+++ Entries supplied
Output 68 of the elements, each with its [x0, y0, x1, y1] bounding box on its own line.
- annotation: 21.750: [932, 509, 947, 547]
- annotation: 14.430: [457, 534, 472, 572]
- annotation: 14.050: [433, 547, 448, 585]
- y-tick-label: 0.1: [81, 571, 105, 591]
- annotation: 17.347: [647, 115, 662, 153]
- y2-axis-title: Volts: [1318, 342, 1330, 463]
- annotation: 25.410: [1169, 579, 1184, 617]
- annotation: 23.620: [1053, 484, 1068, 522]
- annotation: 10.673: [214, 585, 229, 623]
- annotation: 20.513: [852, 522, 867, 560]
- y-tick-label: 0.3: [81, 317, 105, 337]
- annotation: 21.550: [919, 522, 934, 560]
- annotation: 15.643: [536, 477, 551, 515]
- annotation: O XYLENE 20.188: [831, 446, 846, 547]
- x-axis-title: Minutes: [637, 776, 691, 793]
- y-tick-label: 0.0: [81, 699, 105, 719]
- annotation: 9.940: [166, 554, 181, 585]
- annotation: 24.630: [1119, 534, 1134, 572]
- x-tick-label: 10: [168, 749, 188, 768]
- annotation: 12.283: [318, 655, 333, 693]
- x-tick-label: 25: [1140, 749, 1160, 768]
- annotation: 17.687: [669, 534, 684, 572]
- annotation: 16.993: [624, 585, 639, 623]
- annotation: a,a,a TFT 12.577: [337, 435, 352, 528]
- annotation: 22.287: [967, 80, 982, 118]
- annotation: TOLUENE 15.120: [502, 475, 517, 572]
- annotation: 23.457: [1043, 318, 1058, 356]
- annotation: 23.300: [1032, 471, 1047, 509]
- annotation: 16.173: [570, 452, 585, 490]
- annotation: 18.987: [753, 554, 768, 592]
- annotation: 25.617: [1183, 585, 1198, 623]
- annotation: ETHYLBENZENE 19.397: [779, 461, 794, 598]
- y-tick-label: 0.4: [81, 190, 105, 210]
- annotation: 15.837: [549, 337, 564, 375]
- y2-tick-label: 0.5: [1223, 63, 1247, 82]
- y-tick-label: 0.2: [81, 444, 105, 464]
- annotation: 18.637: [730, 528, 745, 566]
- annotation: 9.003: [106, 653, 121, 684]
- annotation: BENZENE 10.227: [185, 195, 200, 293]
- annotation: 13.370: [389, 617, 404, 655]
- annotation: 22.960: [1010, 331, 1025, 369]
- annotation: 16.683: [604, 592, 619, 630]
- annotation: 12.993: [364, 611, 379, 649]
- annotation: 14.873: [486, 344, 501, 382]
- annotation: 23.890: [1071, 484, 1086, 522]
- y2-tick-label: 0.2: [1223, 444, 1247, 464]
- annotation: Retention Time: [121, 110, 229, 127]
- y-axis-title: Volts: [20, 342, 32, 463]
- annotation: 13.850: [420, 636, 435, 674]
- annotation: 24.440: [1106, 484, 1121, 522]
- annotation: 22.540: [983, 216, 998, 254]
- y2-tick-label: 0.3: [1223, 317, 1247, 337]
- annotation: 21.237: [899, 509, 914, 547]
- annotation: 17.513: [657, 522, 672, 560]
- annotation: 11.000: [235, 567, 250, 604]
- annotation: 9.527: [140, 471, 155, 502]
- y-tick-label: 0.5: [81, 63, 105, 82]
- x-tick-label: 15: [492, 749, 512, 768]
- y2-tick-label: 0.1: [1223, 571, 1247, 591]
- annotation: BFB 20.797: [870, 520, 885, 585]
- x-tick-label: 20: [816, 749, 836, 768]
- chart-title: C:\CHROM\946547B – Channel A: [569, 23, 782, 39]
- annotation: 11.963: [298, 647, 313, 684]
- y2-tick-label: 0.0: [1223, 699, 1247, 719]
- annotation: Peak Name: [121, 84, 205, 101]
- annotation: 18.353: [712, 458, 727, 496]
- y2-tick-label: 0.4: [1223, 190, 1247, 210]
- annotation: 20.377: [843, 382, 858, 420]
++++++
◆ **Short task**
Change "annotation" to "label" throughout the part that opens with the first line above and closes with the line containing "- annotation: 20.513: [852, 522, 867, 560]", then write out that part with nothing else altered.

◆ **Solution below**
Output 68 of the elements, each with its [x0, y0, x1, y1] bounding box on its own line.
- label: 21.750: [932, 509, 947, 547]
- label: 14.430: [457, 534, 472, 572]
- label: 14.050: [433, 547, 448, 585]
- y-tick-label: 0.1: [81, 571, 105, 591]
- label: 17.347: [647, 115, 662, 153]
- y2-axis-title: Volts: [1318, 342, 1330, 463]
- label: 25.410: [1169, 579, 1184, 617]
- label: 23.620: [1053, 484, 1068, 522]
- label: 10.673: [214, 585, 229, 623]
- label: 20.513: [852, 522, 867, 560]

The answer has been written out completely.